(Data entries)

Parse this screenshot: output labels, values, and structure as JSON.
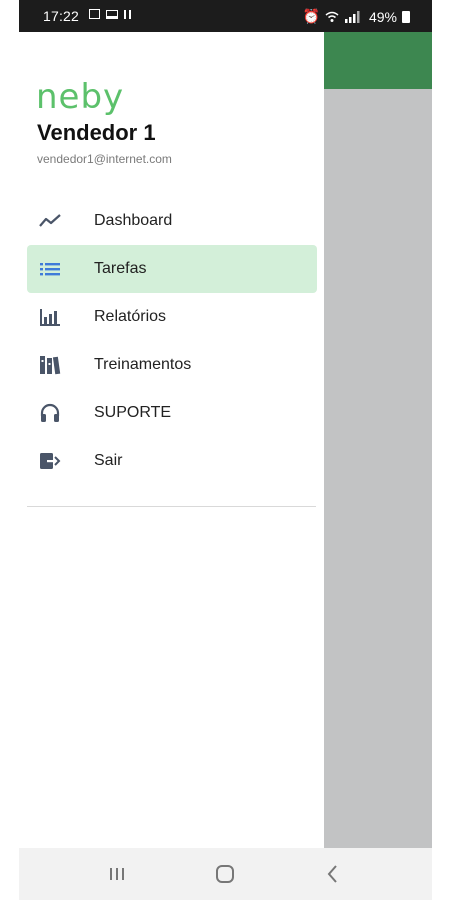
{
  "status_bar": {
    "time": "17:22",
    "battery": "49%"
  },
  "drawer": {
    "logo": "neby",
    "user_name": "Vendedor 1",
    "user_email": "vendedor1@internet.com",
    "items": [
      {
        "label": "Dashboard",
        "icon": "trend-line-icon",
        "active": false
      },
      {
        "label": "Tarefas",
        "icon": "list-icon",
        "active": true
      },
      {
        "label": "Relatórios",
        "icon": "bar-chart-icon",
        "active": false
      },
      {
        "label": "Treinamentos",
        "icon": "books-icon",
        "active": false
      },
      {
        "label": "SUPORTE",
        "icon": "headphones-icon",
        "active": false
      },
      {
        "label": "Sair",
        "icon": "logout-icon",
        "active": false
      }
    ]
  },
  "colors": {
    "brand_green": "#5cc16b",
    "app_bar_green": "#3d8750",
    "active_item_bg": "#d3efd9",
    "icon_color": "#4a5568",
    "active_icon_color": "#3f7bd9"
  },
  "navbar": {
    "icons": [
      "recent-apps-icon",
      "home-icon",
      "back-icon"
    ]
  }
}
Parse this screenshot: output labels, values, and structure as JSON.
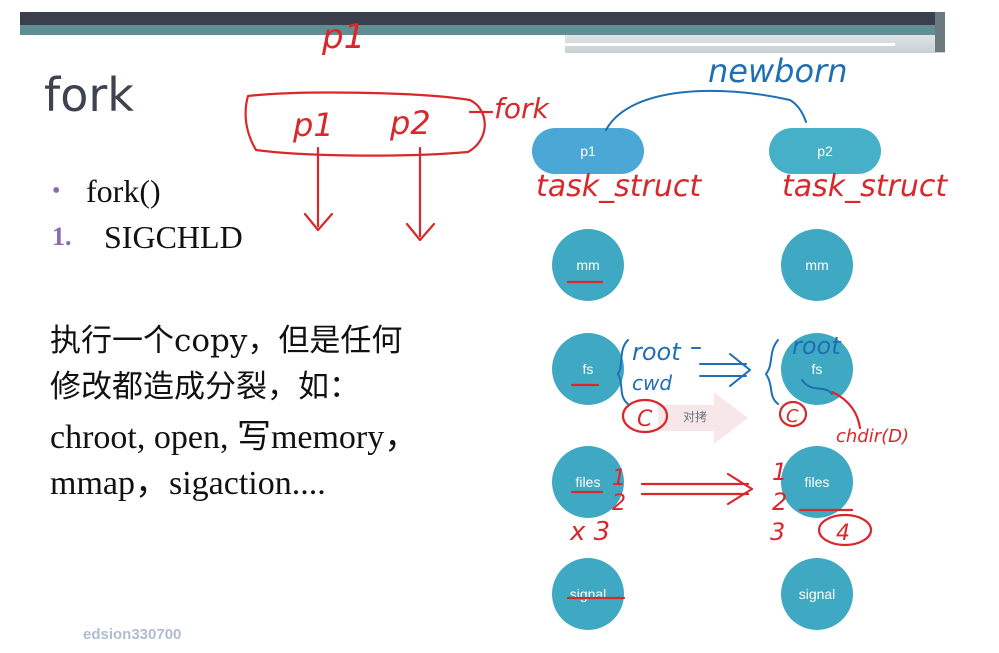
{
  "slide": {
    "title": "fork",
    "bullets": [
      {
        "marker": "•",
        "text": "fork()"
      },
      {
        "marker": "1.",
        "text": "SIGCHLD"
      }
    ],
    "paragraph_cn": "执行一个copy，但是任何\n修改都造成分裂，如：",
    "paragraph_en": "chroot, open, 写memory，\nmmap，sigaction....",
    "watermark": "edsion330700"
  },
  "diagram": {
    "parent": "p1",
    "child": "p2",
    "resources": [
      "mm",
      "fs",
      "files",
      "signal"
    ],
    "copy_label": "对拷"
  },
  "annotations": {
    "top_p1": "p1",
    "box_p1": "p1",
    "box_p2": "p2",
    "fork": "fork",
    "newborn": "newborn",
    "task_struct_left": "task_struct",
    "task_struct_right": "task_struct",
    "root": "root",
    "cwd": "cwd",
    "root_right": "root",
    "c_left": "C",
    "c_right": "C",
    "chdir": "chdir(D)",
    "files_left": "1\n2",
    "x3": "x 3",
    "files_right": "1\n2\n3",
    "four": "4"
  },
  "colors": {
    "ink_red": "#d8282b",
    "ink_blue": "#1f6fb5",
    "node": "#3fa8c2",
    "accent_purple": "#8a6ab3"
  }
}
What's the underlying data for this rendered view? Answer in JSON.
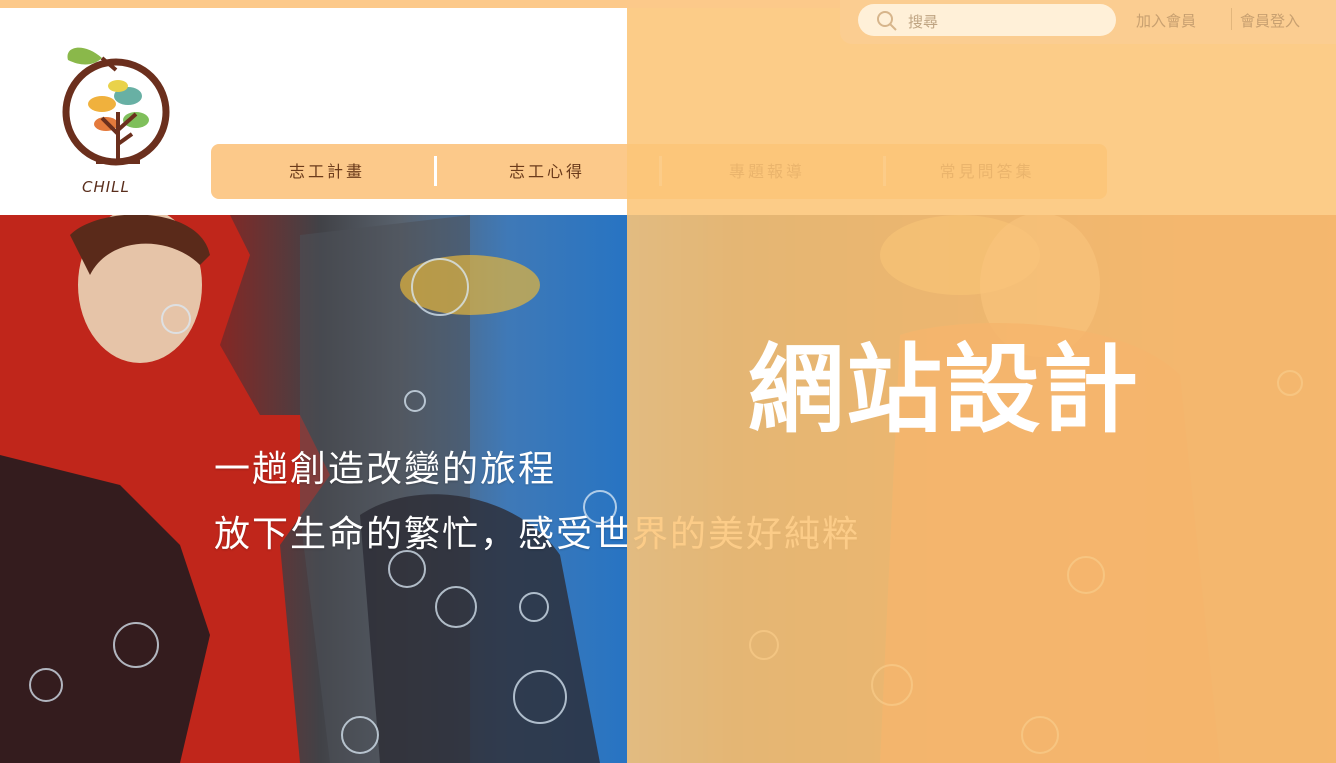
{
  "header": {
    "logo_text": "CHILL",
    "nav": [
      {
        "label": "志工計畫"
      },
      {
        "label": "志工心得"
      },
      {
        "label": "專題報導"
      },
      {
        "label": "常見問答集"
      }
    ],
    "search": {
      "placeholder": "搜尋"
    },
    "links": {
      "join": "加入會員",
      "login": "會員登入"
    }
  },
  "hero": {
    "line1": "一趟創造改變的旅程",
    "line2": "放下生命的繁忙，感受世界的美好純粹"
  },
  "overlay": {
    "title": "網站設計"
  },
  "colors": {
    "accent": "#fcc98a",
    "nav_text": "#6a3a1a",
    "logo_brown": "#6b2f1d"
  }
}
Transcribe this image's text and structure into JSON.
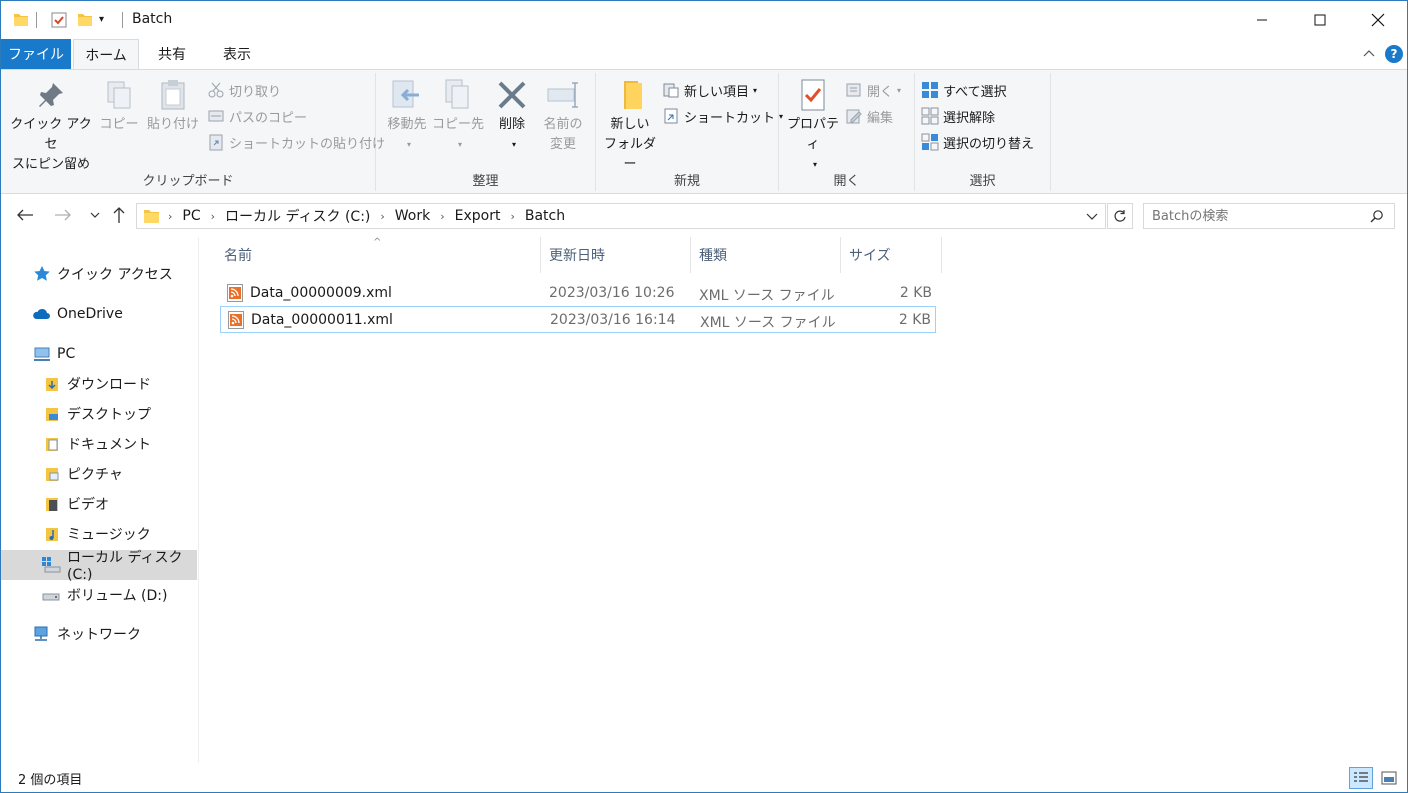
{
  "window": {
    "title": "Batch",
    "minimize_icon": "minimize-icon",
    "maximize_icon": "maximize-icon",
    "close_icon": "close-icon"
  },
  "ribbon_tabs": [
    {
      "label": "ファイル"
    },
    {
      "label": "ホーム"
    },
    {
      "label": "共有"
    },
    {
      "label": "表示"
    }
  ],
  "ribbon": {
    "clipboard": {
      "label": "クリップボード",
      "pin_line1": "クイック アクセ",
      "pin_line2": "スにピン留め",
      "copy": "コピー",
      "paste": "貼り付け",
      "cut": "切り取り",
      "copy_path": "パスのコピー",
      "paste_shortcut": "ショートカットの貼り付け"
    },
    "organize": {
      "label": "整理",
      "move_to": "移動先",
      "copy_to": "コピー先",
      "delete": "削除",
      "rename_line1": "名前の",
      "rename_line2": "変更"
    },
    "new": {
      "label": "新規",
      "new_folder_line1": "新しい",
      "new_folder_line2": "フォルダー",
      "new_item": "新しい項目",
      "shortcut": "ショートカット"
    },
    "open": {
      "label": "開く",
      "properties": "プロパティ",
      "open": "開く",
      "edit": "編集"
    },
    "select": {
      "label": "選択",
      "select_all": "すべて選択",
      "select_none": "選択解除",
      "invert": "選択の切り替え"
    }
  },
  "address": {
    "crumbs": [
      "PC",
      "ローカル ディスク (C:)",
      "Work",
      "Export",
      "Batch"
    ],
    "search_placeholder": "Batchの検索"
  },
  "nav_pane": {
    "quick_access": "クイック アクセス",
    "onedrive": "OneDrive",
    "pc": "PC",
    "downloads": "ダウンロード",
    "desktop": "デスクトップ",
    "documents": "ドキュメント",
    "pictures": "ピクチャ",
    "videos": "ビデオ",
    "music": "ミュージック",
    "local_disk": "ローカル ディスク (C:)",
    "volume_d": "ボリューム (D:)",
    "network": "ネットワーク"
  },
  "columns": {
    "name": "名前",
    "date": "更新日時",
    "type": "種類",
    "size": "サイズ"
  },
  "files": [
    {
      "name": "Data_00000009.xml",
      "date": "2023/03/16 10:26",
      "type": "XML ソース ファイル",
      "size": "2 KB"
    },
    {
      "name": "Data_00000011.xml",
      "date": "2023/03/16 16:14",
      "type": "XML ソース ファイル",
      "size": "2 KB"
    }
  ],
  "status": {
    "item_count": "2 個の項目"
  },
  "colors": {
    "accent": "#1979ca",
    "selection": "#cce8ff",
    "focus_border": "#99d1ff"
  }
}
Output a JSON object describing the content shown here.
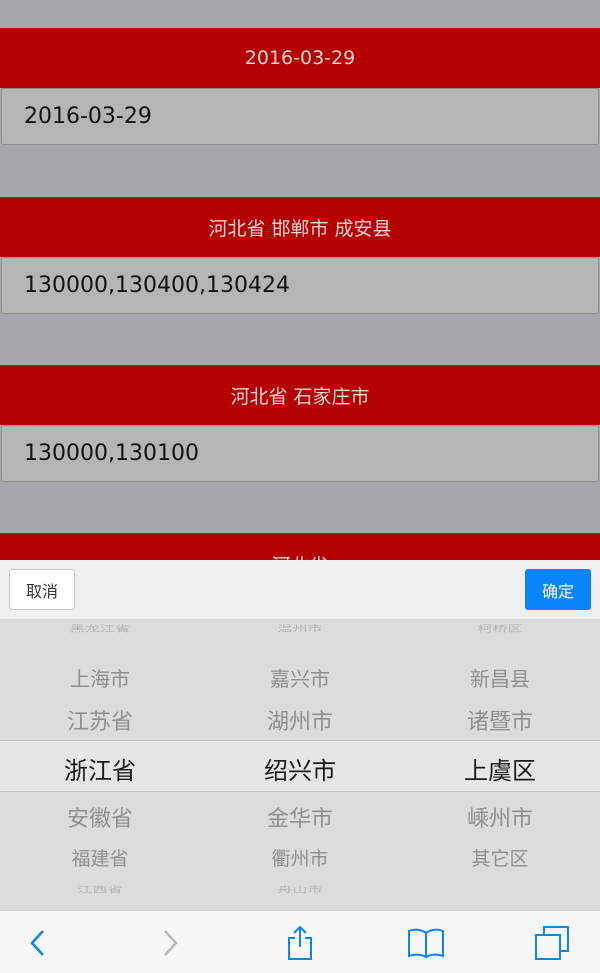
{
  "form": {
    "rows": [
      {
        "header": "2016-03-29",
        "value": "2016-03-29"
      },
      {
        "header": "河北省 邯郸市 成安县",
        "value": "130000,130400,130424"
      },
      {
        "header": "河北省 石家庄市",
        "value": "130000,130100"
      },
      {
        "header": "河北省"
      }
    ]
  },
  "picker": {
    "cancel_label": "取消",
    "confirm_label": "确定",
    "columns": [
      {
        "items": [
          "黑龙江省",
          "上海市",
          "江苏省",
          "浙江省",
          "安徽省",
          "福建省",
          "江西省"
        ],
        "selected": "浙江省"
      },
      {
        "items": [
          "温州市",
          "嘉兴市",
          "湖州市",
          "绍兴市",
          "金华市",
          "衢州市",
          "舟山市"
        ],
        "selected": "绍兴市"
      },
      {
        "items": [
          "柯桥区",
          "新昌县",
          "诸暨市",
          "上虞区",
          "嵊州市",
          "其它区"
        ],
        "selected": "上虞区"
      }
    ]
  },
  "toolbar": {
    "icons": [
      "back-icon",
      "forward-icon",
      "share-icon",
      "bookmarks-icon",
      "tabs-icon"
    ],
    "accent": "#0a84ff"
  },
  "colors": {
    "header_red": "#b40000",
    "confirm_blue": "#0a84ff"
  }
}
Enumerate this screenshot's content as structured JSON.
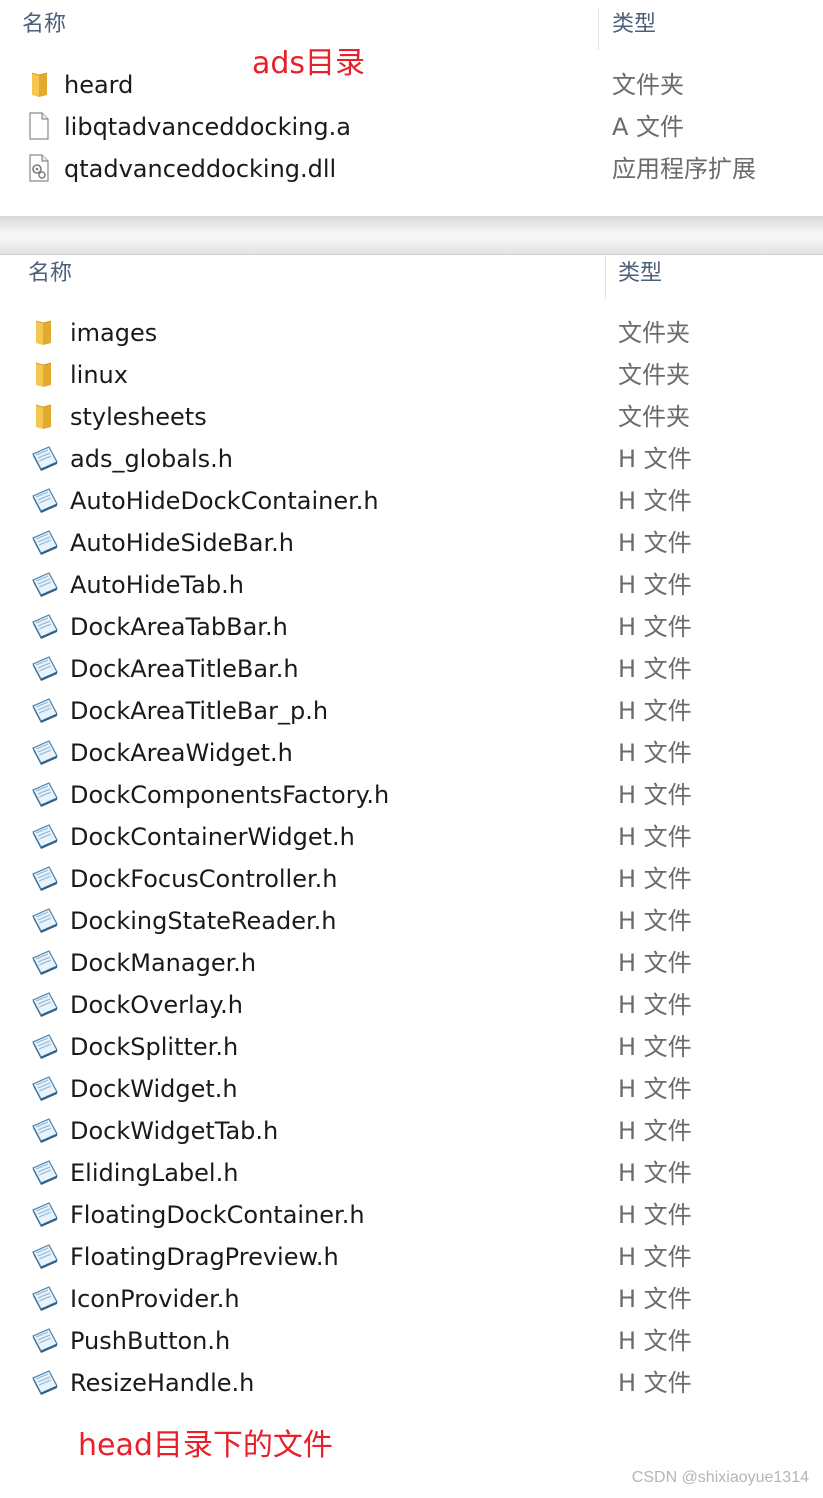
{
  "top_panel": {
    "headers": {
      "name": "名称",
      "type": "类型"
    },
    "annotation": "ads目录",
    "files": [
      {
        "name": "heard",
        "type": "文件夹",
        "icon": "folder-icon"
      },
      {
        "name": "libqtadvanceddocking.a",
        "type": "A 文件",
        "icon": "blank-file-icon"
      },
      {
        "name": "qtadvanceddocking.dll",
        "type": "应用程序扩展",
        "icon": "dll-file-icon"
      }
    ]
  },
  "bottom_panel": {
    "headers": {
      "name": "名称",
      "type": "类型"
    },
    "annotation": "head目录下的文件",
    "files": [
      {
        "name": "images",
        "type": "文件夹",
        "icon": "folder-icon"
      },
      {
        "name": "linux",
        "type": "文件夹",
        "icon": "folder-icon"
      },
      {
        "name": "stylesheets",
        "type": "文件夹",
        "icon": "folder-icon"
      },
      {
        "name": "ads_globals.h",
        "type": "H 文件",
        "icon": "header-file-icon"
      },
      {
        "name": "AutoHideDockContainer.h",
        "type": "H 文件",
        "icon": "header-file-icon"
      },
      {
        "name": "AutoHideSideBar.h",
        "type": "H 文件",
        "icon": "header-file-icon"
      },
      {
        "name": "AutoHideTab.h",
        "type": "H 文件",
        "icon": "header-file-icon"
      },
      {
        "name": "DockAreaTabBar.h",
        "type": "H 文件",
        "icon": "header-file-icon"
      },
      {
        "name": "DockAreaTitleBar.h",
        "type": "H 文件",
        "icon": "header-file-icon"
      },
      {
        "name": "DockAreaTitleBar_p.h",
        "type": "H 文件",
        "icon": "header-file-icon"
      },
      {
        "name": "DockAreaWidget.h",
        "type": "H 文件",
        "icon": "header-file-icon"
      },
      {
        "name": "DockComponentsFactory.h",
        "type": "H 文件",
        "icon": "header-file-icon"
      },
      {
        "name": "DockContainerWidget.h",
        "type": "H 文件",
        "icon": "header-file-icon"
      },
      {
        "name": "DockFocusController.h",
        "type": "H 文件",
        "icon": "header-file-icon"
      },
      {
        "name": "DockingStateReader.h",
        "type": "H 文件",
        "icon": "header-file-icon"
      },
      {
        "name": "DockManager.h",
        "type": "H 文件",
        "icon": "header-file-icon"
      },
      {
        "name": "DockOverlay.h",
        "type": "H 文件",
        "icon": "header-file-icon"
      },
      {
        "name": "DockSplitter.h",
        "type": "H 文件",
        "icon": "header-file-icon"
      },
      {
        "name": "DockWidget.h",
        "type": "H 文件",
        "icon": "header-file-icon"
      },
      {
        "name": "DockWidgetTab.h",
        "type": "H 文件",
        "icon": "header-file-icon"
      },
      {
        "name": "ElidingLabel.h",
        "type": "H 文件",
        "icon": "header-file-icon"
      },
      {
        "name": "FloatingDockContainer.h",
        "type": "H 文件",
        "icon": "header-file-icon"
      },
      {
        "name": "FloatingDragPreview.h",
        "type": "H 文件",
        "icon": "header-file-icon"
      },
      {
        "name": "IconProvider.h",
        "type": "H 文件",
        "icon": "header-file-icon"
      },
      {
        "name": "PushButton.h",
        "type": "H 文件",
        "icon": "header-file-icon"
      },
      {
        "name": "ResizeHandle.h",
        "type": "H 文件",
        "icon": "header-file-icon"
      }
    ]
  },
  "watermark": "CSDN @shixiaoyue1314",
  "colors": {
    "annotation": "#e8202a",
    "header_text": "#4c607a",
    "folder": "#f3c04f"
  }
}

● PROMPT
Where a line holds "this", copy that line.

● ANSWER
Parse this screenshot: output labels, values, and structure as JSON.
Parse this screenshot: output labels, values, and structure as JSON.
What's the underlying data for this rendered view? Answer in JSON.
Transcribe this image's text and structure into JSON.
Enumerate this screenshot's content as structured JSON.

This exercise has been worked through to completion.